§ GIVEN REQUEST: Search the listing below for the word "методе" and copy each line that holds it.
START
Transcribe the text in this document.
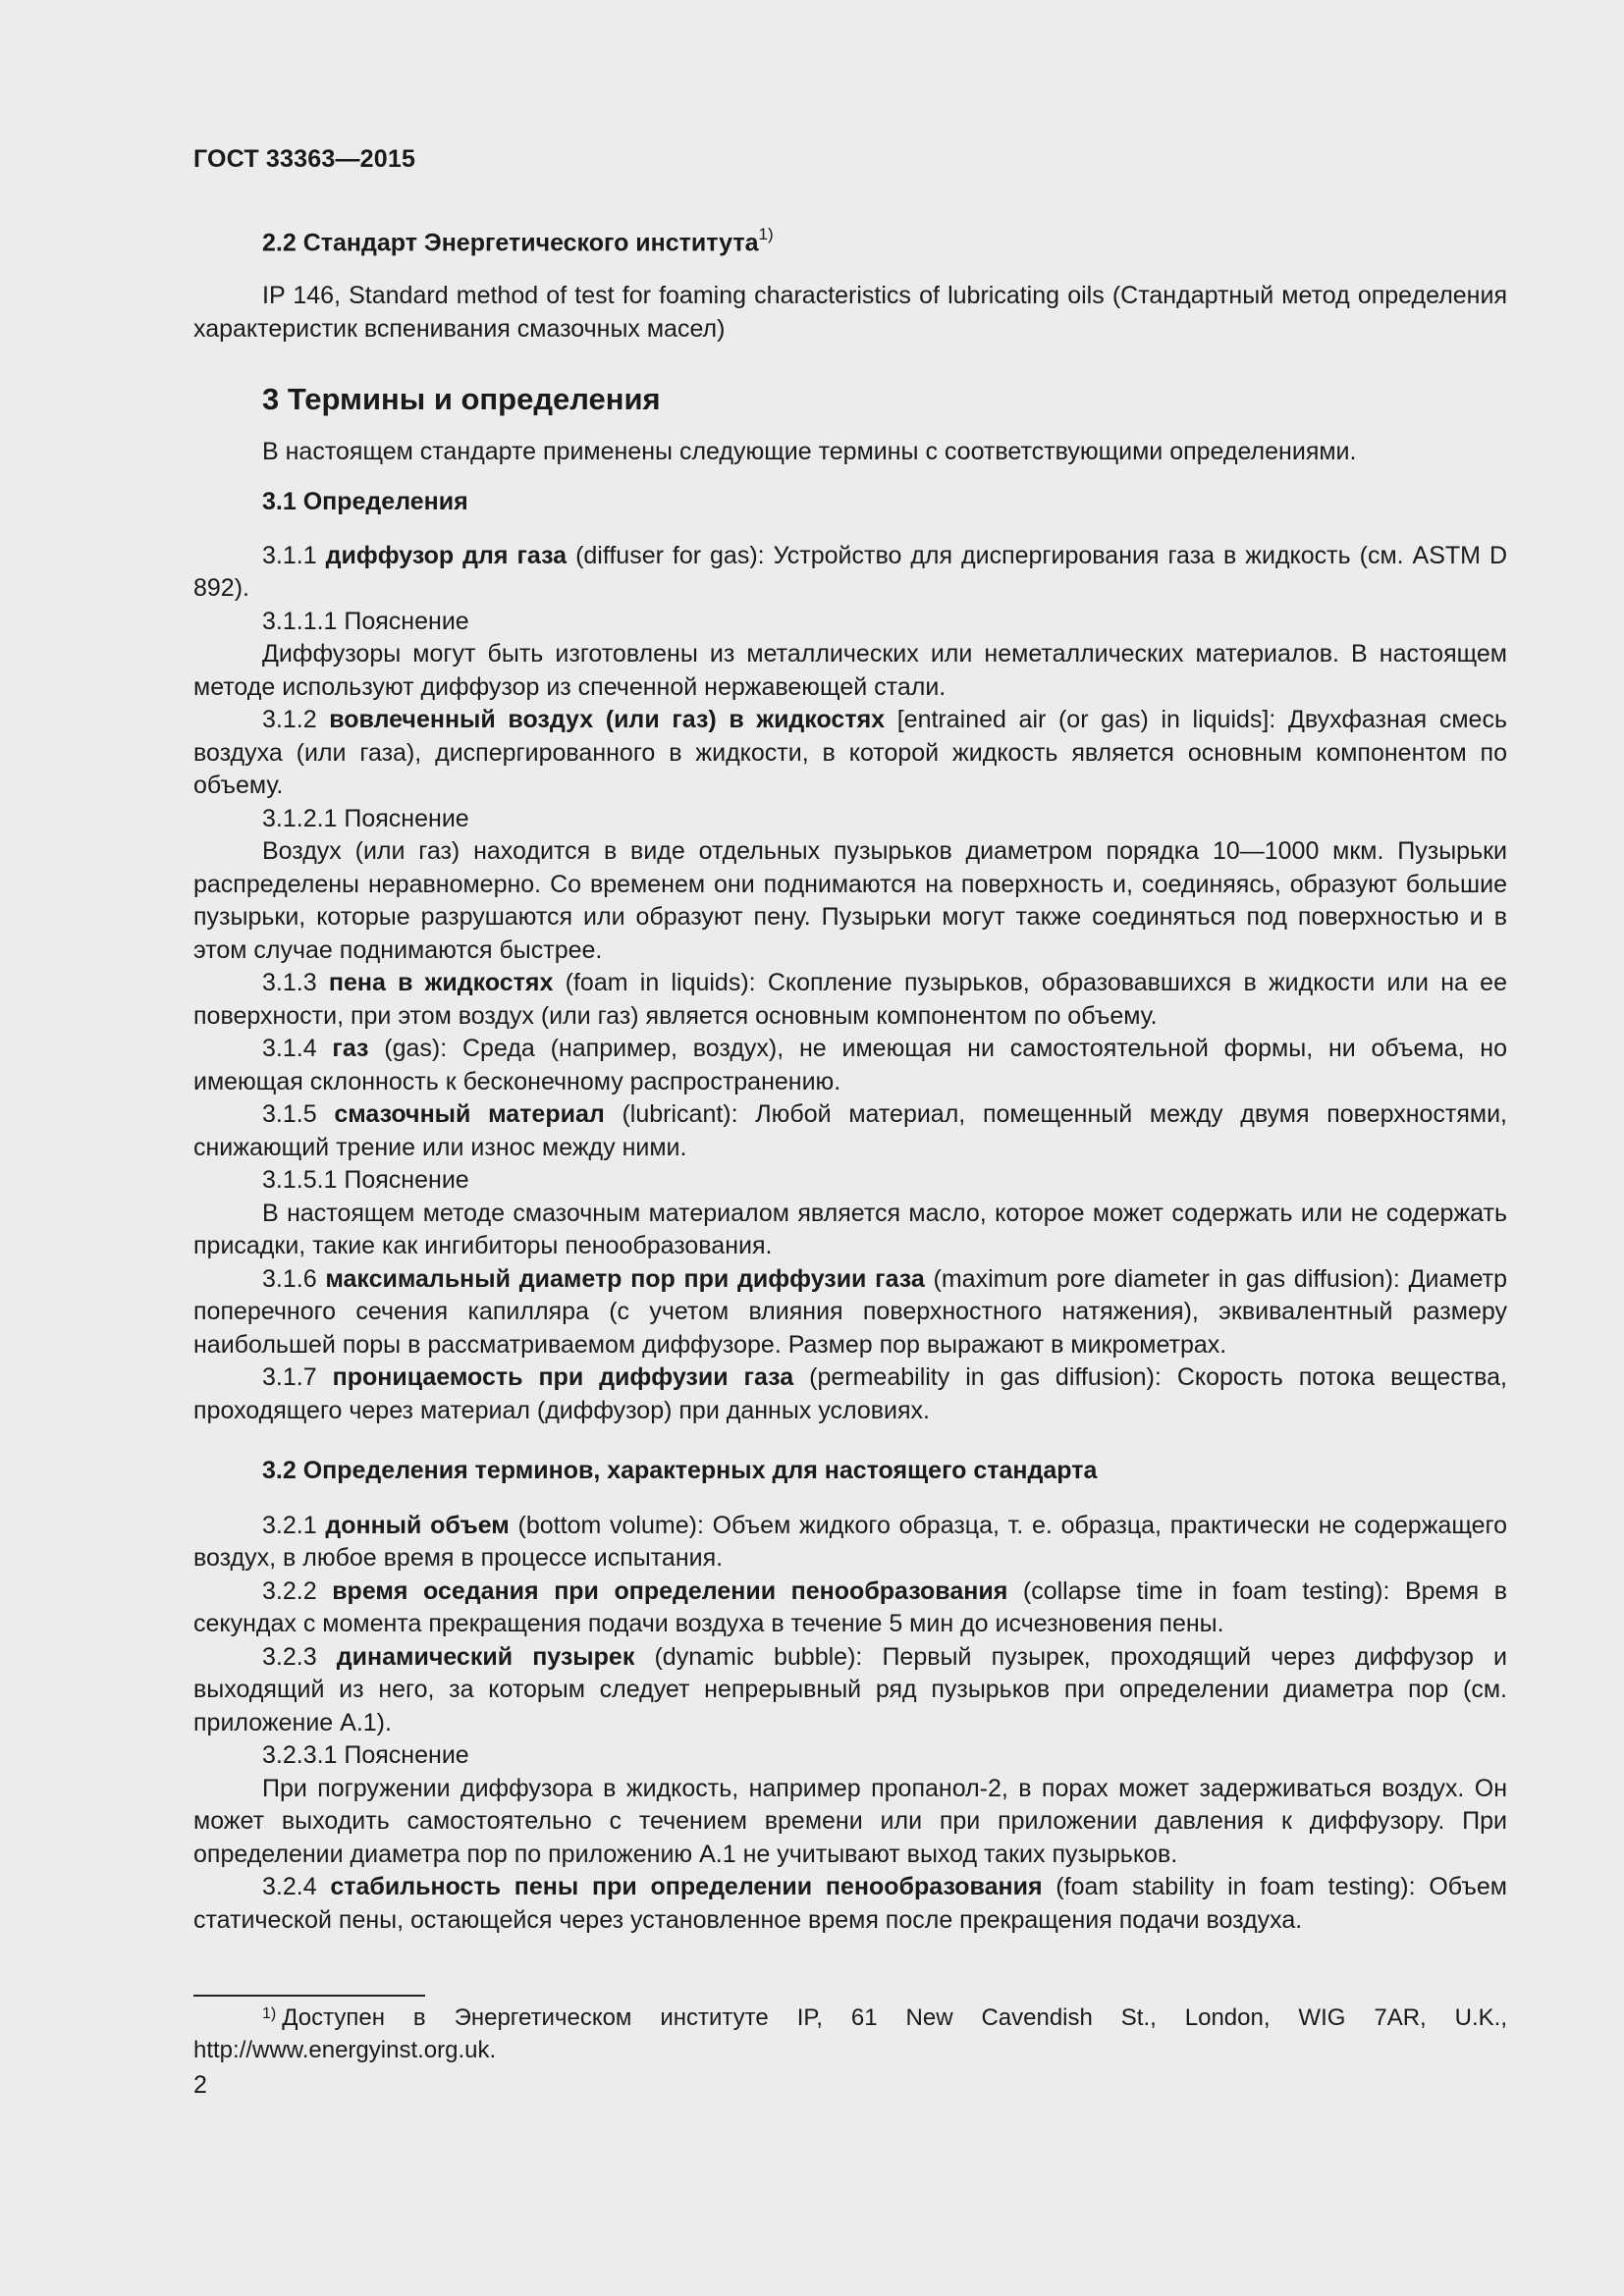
ГОСТ 33363—2015
2.2 Стандарт Энергетического института$^{1)}$

IP 146, Standard method of test for foaming characteristics of lubricating oils (Стандартный метод определения характеристик вспенивания смазочных масел)

3 Термины и определения

В настоящем стандарте применены следующие термины с соответствующими определениями.

3.1 Определения

3.1.1 диффузор для газа (diffuser for gas): Устройство для диспергирования газа в жидкость (см. ASTM D 892).

3.1.1.1 Пояснение

Диффузоры могут быть изготовлены из металлических или неметаллических материалов. В настоящем методе используют диффузор из спеченной нержавеющей стали.

3.1.2 вовлеченный воздух (или газ) в жидкостях [entrained air (or gas) in liquids]: Двухфазная смесь воздуха (или газа), диспергированного в жидкости, в которой жидкость является основным компонентом по объему.

3.1.2.1 Пояснение

Воздух (или газ) находится в виде отдельных пузырьков диаметром порядка 10—1000 мкм. Пузырьки распределены неравномерно. Со временем они поднимаются на поверхность и, соединяясь, образуют большие пузырьки, которые разрушаются или образуют пену. Пузырьки могут также соединяться под поверхностью и в этом случае поднимаются быстрее.

3.1.3 пена в жидкостях (foam in liquids): Скопление пузырьков, образовавшихся в жидкости или на ее поверхности, при этом воздух (или газ) является основным компонентом по объему.

3.1.4 газ (gas): Среда (например, воздух), не имеющая ни самостоятельной формы, ни объема, но имеющая склонность к бесконечному распространению.

3.1.5 смазочный материал (lubricant): Любой материал, помещенный между двумя поверхностями, снижающий трение или износ между ними.

3.1.5.1 Пояснение

В настоящем методе смазочным материалом является масло, которое может содержать или не содержать присадки, такие как ингибиторы пенообразования.

3.1.6 максимальный диаметр пор при диффузии газа (maximum pore diameter in gas diffusion): Диаметр поперечного сечения капилляра (с учетом влияния поверхностного натяжения), эквивалентный размеру наибольшей поры в рассматриваемом диффузоре. Размер пор выражают в микрометрах.

3.1.7 проницаемость при диффузии газа (permeability in gas diffusion): Скорость потока вещества, проходящего через материал (диффузор) при данных условиях.

3.2 Определения терминов, характерных для настоящего стандарта

3.2.1 донный объем (bottom volume): Объем жидкого образца, т. е. образца, практически не содержащего воздух, в любое время в процессе испытания.

3.2.2 время оседания при определении пенообразования (collapse time in foam testing): Время в секундах с момента прекращения подачи воздуха в течение 5 мин до исчезновения пены.

3.2.3 динамический пузырек (dynamic bubble): Первый пузырек, проходящий через диффузор и выходящий из него, за которым следует непрерывный ряд пузырьков при определении диаметра пор (см. приложение А.1).

3.2.3.1 Пояснение

При погружении диффузора в жидкость, например пропанол-2, в порах может задерживаться воздух. Он может выходить самостоятельно с течением времени или при приложении давления к диффузору. При определении диаметра пор по приложению А.1 не учитывают выход таких пузырьков.

3.2.4 стабильность пены при определении пенообразования (foam stability in foam testing): Объем статической пены, остающейся через установленное время после прекращения подачи воздуха.

$^{1)}$ Доступен в Энергетическом институте IP, 61 New Cavendish St., London, WIG 7AR, U.K., http://www.energyinst.org.uk.

2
END
§ RESULT FOR THIS TASK:
Диффузоры могут быть изготовлены из металлических или неметаллических материалов. В настоящем методе используют диффузор из спеченной нержавеющей стали.
В настоящем методе смазочным материалом является масло, которое может содержать или не содержать присадки, такие как ингибиторы пенообразования.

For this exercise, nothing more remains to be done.